§ Records from a collection
>>>>>

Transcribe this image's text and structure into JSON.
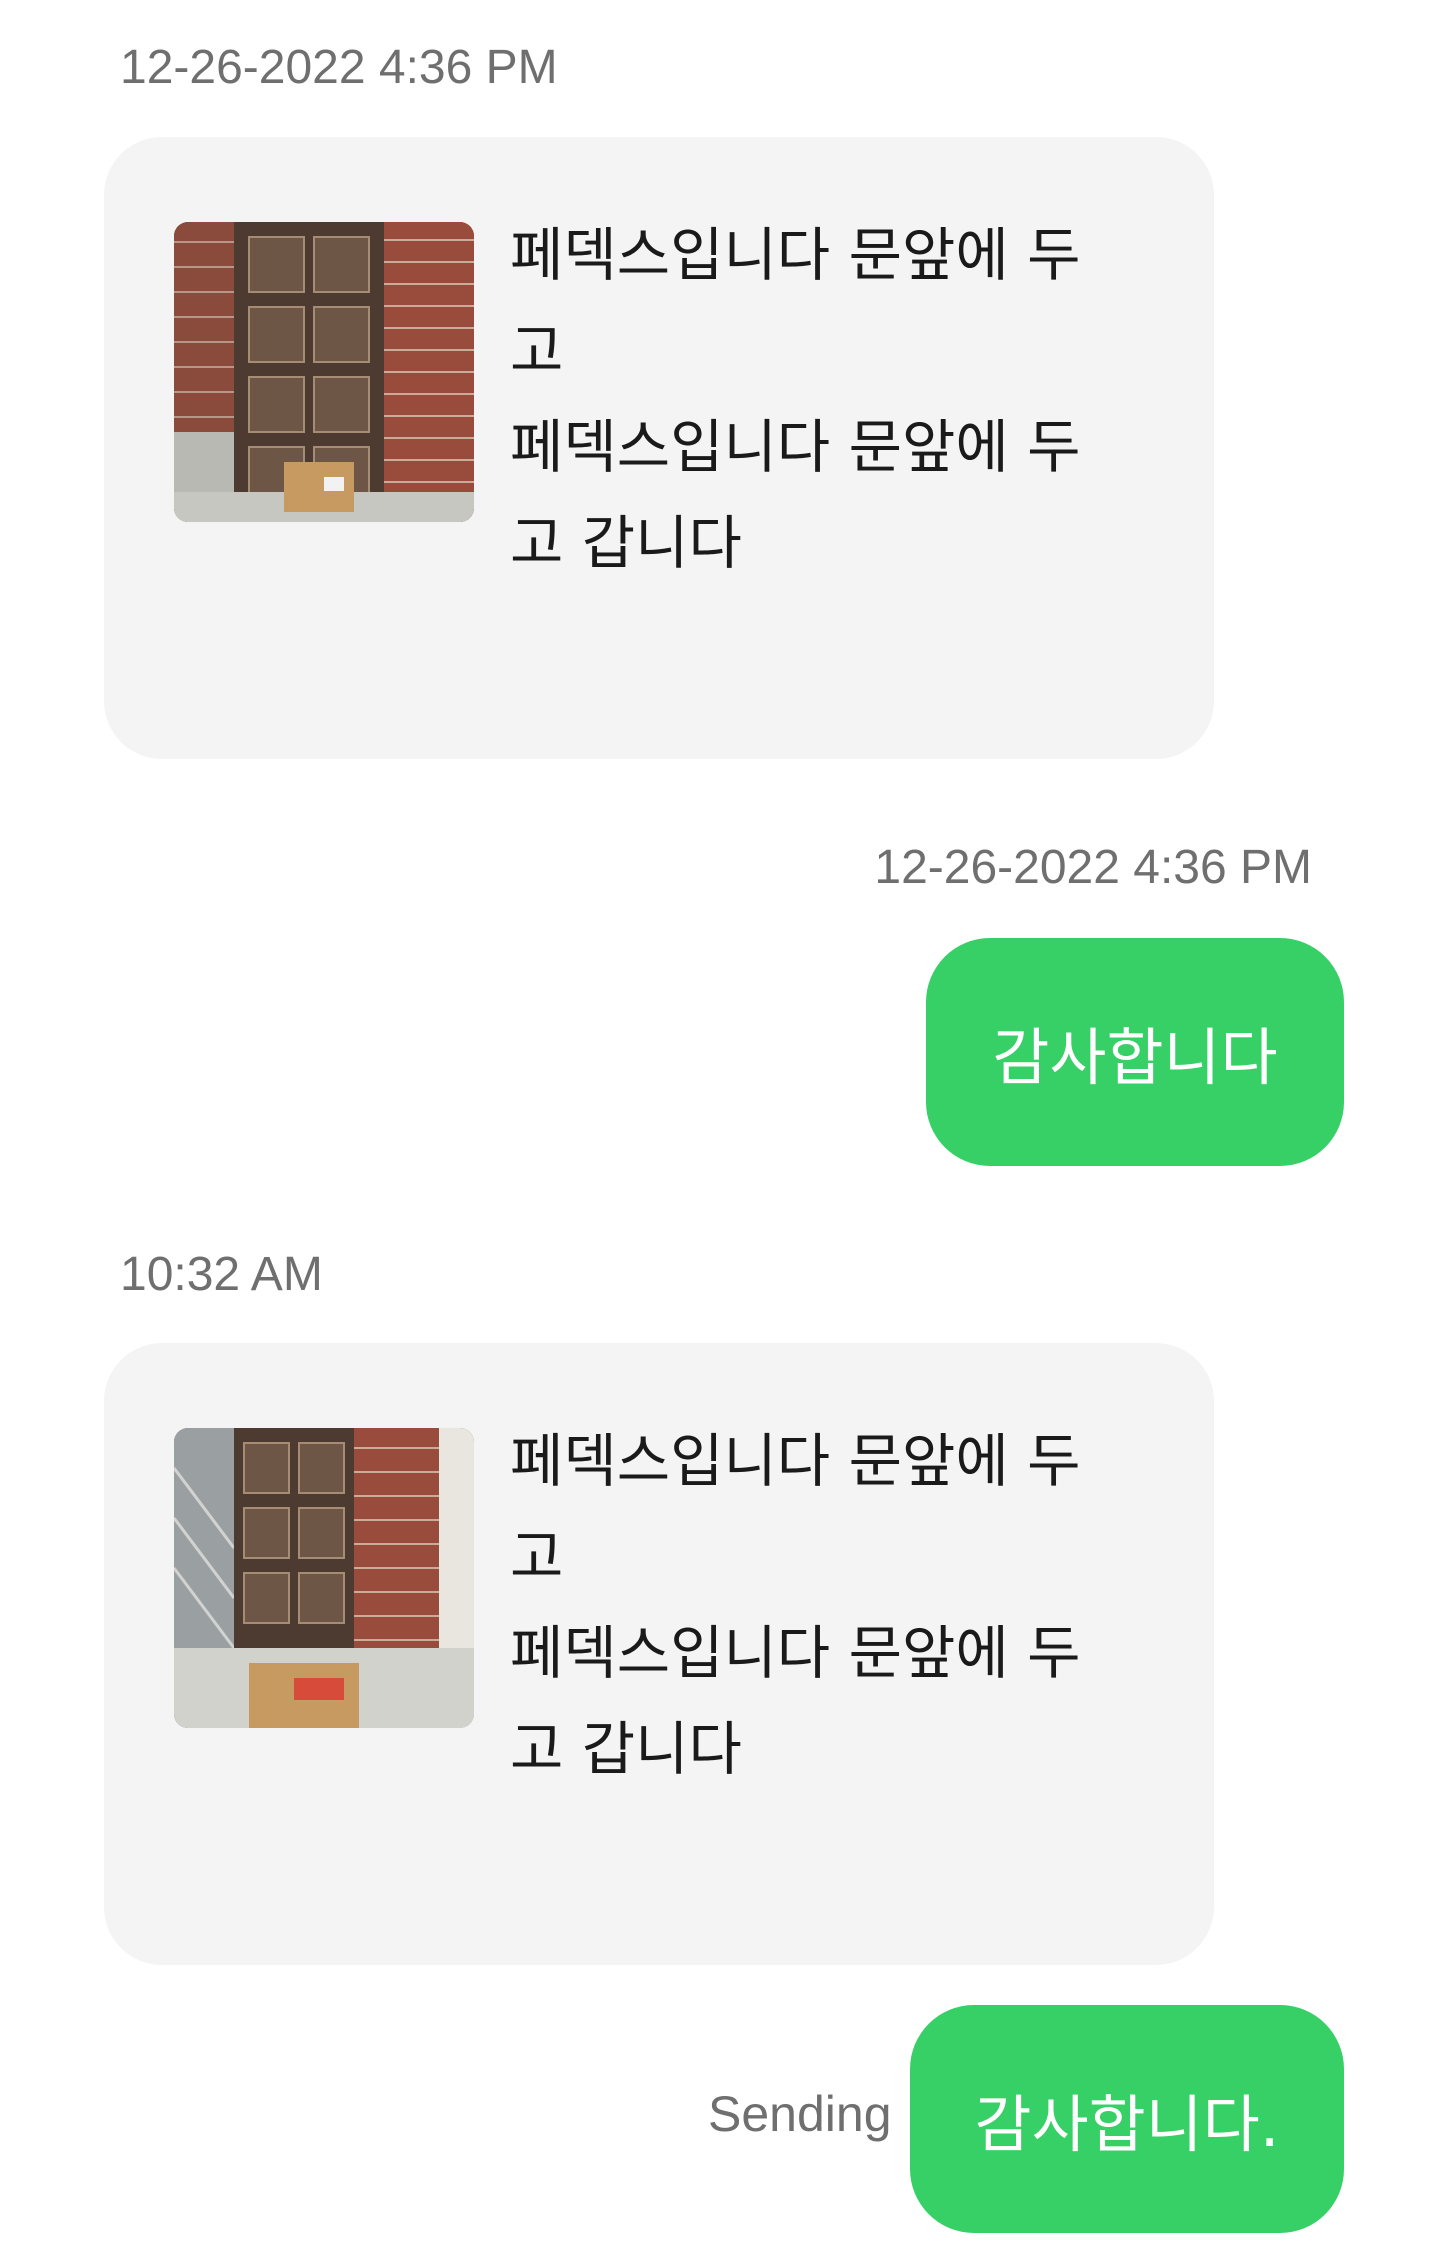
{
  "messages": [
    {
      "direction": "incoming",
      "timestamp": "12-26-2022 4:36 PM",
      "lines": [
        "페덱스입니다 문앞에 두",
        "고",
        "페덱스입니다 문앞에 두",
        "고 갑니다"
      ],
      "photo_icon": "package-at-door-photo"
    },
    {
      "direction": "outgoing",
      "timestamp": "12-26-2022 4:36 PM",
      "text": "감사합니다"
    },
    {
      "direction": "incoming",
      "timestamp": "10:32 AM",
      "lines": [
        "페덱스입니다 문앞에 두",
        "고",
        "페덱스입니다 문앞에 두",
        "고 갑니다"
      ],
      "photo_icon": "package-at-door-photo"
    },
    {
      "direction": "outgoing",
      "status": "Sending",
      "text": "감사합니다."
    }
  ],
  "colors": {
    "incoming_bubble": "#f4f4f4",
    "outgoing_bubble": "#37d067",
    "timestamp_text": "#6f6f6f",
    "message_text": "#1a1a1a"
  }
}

<<<<<
>>>>>

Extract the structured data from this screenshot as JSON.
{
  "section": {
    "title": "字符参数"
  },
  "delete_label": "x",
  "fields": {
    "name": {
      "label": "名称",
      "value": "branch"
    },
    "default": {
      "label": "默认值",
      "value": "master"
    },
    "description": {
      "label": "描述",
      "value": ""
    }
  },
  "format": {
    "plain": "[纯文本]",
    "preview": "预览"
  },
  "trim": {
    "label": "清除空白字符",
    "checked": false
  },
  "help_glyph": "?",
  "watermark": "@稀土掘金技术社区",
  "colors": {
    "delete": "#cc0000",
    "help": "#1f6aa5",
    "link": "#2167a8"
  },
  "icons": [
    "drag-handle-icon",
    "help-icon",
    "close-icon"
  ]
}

<<<<<
>>>>>

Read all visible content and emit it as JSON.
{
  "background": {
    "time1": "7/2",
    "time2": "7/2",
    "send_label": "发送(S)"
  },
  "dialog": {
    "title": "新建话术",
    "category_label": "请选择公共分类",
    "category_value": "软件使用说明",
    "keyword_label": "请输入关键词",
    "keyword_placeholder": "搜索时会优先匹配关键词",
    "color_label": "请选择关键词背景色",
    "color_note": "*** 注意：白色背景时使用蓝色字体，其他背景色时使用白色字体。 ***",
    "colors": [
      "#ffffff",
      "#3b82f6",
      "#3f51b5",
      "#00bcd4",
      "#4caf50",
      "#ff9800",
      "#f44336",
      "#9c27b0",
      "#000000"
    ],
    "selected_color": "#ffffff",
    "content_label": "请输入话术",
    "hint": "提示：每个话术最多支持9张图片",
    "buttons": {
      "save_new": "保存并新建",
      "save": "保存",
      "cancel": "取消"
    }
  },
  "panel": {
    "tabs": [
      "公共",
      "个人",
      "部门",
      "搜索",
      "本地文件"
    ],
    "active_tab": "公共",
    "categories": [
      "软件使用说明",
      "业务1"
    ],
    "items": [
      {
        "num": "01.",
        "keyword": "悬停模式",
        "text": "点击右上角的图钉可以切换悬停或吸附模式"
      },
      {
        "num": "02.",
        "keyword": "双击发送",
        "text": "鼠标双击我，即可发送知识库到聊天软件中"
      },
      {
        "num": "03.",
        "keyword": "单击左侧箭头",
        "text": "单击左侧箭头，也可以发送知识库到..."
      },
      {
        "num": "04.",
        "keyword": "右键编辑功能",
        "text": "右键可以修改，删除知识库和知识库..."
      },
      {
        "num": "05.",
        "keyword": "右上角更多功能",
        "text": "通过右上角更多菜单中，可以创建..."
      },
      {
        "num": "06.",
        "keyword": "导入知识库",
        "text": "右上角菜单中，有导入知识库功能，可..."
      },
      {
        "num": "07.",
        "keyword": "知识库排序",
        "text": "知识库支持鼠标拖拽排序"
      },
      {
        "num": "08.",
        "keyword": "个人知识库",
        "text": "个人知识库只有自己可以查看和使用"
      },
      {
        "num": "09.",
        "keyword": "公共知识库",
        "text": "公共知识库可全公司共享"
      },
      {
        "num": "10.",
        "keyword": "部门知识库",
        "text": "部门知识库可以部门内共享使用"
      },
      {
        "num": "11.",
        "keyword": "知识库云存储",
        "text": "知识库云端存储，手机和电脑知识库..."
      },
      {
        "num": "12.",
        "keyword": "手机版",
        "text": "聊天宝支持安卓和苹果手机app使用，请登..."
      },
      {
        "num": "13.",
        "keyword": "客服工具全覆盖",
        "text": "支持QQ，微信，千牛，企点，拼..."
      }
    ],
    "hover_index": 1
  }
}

<<<<<

§ What is required
Working from the listing above, pick out every line that has "单击左侧箭头" and copy it.

§ Answer for the task
        "keyword": "单击左侧箭头",
        "text": "单击左侧箭头，也可以发送知识库到..."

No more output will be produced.